Stored data entries:
BEGIN

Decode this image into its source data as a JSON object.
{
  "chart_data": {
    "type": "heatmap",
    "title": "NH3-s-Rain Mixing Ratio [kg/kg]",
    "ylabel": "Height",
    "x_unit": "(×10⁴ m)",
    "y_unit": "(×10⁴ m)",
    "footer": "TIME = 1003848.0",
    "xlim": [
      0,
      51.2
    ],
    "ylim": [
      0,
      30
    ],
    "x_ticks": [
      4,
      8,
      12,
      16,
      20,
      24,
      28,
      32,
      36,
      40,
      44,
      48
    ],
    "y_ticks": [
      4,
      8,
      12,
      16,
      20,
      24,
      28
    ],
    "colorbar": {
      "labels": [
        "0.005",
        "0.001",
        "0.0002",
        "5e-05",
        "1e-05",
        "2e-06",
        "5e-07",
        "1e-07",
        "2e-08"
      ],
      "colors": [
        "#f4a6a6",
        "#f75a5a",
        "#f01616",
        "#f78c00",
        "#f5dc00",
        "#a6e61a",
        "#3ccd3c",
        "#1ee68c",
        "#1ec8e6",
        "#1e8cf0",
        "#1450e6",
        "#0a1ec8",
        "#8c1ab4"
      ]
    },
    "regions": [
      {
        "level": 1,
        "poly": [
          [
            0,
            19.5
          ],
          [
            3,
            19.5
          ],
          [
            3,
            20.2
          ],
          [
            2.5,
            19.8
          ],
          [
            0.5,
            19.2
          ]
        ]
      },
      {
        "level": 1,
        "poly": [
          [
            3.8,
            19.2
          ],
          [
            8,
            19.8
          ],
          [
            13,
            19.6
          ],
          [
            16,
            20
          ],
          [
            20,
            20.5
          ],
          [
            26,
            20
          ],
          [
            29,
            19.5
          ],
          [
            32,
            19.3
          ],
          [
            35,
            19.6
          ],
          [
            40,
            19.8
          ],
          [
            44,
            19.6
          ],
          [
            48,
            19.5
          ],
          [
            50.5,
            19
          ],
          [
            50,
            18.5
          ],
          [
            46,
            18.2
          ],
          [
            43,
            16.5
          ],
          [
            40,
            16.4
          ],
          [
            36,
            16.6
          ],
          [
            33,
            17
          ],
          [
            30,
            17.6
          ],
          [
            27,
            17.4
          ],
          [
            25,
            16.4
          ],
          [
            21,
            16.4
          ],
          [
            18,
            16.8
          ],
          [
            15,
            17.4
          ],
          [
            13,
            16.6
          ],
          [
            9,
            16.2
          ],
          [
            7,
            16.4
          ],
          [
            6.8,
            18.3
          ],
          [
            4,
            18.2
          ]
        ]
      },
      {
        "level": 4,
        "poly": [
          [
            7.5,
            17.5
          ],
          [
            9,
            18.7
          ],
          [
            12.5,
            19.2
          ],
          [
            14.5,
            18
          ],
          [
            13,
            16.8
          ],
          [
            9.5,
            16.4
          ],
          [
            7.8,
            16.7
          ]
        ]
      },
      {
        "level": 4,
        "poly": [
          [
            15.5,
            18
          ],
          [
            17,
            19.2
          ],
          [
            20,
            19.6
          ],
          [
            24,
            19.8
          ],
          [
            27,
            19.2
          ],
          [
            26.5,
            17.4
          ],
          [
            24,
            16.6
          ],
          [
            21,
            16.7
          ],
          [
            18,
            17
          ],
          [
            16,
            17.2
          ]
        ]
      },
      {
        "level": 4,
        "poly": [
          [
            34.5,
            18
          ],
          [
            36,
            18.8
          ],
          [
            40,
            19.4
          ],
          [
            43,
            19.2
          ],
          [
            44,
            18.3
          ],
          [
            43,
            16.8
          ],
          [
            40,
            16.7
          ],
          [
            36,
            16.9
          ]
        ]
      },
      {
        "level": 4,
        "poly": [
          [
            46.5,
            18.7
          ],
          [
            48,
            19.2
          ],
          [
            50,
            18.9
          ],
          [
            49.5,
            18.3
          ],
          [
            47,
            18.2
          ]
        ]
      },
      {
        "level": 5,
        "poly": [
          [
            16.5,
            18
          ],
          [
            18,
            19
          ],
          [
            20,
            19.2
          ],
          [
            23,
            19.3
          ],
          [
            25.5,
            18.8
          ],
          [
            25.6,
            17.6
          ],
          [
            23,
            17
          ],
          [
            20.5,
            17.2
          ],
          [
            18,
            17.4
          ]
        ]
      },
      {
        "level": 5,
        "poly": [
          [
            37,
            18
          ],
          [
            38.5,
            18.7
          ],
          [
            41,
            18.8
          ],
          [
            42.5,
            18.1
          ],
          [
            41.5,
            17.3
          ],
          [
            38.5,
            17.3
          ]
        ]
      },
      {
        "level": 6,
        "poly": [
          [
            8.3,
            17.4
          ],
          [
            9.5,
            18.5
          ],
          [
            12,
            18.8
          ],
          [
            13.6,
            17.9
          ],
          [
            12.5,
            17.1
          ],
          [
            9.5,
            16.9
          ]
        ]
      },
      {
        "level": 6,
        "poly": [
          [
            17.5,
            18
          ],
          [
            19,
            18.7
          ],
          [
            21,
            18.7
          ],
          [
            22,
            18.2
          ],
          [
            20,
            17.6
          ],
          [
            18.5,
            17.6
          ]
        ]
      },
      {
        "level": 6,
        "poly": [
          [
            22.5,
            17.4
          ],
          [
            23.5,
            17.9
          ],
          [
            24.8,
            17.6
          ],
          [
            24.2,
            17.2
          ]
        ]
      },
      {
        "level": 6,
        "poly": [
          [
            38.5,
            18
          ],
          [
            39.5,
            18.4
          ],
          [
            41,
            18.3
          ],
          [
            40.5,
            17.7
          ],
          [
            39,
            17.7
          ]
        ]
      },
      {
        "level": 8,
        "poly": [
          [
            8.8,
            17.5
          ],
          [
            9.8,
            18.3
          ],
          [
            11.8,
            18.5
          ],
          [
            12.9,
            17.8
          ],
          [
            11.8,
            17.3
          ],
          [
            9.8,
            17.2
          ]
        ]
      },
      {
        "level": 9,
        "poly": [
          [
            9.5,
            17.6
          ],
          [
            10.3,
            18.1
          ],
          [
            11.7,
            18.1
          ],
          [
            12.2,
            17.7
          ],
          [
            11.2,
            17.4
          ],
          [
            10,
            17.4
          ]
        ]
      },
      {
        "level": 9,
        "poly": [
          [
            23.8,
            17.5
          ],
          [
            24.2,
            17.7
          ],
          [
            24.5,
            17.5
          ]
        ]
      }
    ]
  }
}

END

What is expected: Output the records above in their entirety, exactly.

Solution for this exercise:
Decode this image into its source data as a JSON object.
{
  "chart_data": {
    "type": "heatmap",
    "title": "NH3-s-Rain Mixing Ratio [kg/kg]",
    "ylabel": "Height",
    "x_unit": "(×10⁴ m)",
    "y_unit": "(×10⁴ m)",
    "footer": "TIME = 1003848.0",
    "xlim": [
      0,
      51.2
    ],
    "ylim": [
      0,
      30
    ],
    "x_ticks": [
      4,
      8,
      12,
      16,
      20,
      24,
      28,
      32,
      36,
      40,
      44,
      48
    ],
    "y_ticks": [
      4,
      8,
      12,
      16,
      20,
      24,
      28
    ],
    "colorbar": {
      "labels": [
        "0.005",
        "0.001",
        "0.0002",
        "5e-05",
        "1e-05",
        "2e-06",
        "5e-07",
        "1e-07",
        "2e-08"
      ],
      "colors": [
        "#f4a6a6",
        "#f75a5a",
        "#f01616",
        "#f78c00",
        "#f5dc00",
        "#a6e61a",
        "#3ccd3c",
        "#1ee68c",
        "#1ec8e6",
        "#1e8cf0",
        "#1450e6",
        "#0a1ec8",
        "#8c1ab4"
      ]
    },
    "regions": [
      {
        "level": 1,
        "poly": [
          [
            0,
            19.5
          ],
          [
            3,
            19.5
          ],
          [
            3,
            20.2
          ],
          [
            2.5,
            19.8
          ],
          [
            0.5,
            19.2
          ]
        ]
      },
      {
        "level": 1,
        "poly": [
          [
            3.8,
            19.2
          ],
          [
            8,
            19.8
          ],
          [
            13,
            19.6
          ],
          [
            16,
            20
          ],
          [
            20,
            20.5
          ],
          [
            26,
            20
          ],
          [
            29,
            19.5
          ],
          [
            32,
            19.3
          ],
          [
            35,
            19.6
          ],
          [
            40,
            19.8
          ],
          [
            44,
            19.6
          ],
          [
            48,
            19.5
          ],
          [
            50.5,
            19
          ],
          [
            50,
            18.5
          ],
          [
            46,
            18.2
          ],
          [
            43,
            16.5
          ],
          [
            40,
            16.4
          ],
          [
            36,
            16.6
          ],
          [
            33,
            17
          ],
          [
            30,
            17.6
          ],
          [
            27,
            17.4
          ],
          [
            25,
            16.4
          ],
          [
            21,
            16.4
          ],
          [
            18,
            16.8
          ],
          [
            15,
            17.4
          ],
          [
            13,
            16.6
          ],
          [
            9,
            16.2
          ],
          [
            7,
            16.4
          ],
          [
            6.8,
            18.3
          ],
          [
            4,
            18.2
          ]
        ]
      },
      {
        "level": 4,
        "poly": [
          [
            7.5,
            17.5
          ],
          [
            9,
            18.7
          ],
          [
            12.5,
            19.2
          ],
          [
            14.5,
            18
          ],
          [
            13,
            16.8
          ],
          [
            9.5,
            16.4
          ],
          [
            7.8,
            16.7
          ]
        ]
      },
      {
        "level": 4,
        "poly": [
          [
            15.5,
            18
          ],
          [
            17,
            19.2
          ],
          [
            20,
            19.6
          ],
          [
            24,
            19.8
          ],
          [
            27,
            19.2
          ],
          [
            26.5,
            17.4
          ],
          [
            24,
            16.6
          ],
          [
            21,
            16.7
          ],
          [
            18,
            17
          ],
          [
            16,
            17.2
          ]
        ]
      },
      {
        "level": 4,
        "poly": [
          [
            34.5,
            18
          ],
          [
            36,
            18.8
          ],
          [
            40,
            19.4
          ],
          [
            43,
            19.2
          ],
          [
            44,
            18.3
          ],
          [
            43,
            16.8
          ],
          [
            40,
            16.7
          ],
          [
            36,
            16.9
          ]
        ]
      },
      {
        "level": 4,
        "poly": [
          [
            46.5,
            18.7
          ],
          [
            48,
            19.2
          ],
          [
            50,
            18.9
          ],
          [
            49.5,
            18.3
          ],
          [
            47,
            18.2
          ]
        ]
      },
      {
        "level": 5,
        "poly": [
          [
            16.5,
            18
          ],
          [
            18,
            19
          ],
          [
            20,
            19.2
          ],
          [
            23,
            19.3
          ],
          [
            25.5,
            18.8
          ],
          [
            25.6,
            17.6
          ],
          [
            23,
            17
          ],
          [
            20.5,
            17.2
          ],
          [
            18,
            17.4
          ]
        ]
      },
      {
        "level": 5,
        "poly": [
          [
            37,
            18
          ],
          [
            38.5,
            18.7
          ],
          [
            41,
            18.8
          ],
          [
            42.5,
            18.1
          ],
          [
            41.5,
            17.3
          ],
          [
            38.5,
            17.3
          ]
        ]
      },
      {
        "level": 6,
        "poly": [
          [
            8.3,
            17.4
          ],
          [
            9.5,
            18.5
          ],
          [
            12,
            18.8
          ],
          [
            13.6,
            17.9
          ],
          [
            12.5,
            17.1
          ],
          [
            9.5,
            16.9
          ]
        ]
      },
      {
        "level": 6,
        "poly": [
          [
            17.5,
            18
          ],
          [
            19,
            18.7
          ],
          [
            21,
            18.7
          ],
          [
            22,
            18.2
          ],
          [
            20,
            17.6
          ],
          [
            18.5,
            17.6
          ]
        ]
      },
      {
        "level": 6,
        "poly": [
          [
            22.5,
            17.4
          ],
          [
            23.5,
            17.9
          ],
          [
            24.8,
            17.6
          ],
          [
            24.2,
            17.2
          ]
        ]
      },
      {
        "level": 6,
        "poly": [
          [
            38.5,
            18
          ],
          [
            39.5,
            18.4
          ],
          [
            41,
            18.3
          ],
          [
            40.5,
            17.7
          ],
          [
            39,
            17.7
          ]
        ]
      },
      {
        "level": 8,
        "poly": [
          [
            8.8,
            17.5
          ],
          [
            9.8,
            18.3
          ],
          [
            11.8,
            18.5
          ],
          [
            12.9,
            17.8
          ],
          [
            11.8,
            17.3
          ],
          [
            9.8,
            17.2
          ]
        ]
      },
      {
        "level": 9,
        "poly": [
          [
            9.5,
            17.6
          ],
          [
            10.3,
            18.1
          ],
          [
            11.7,
            18.1
          ],
          [
            12.2,
            17.7
          ],
          [
            11.2,
            17.4
          ],
          [
            10,
            17.4
          ]
        ]
      },
      {
        "level": 9,
        "poly": [
          [
            23.8,
            17.5
          ],
          [
            24.2,
            17.7
          ],
          [
            24.5,
            17.5
          ]
        ]
      }
    ]
  }
}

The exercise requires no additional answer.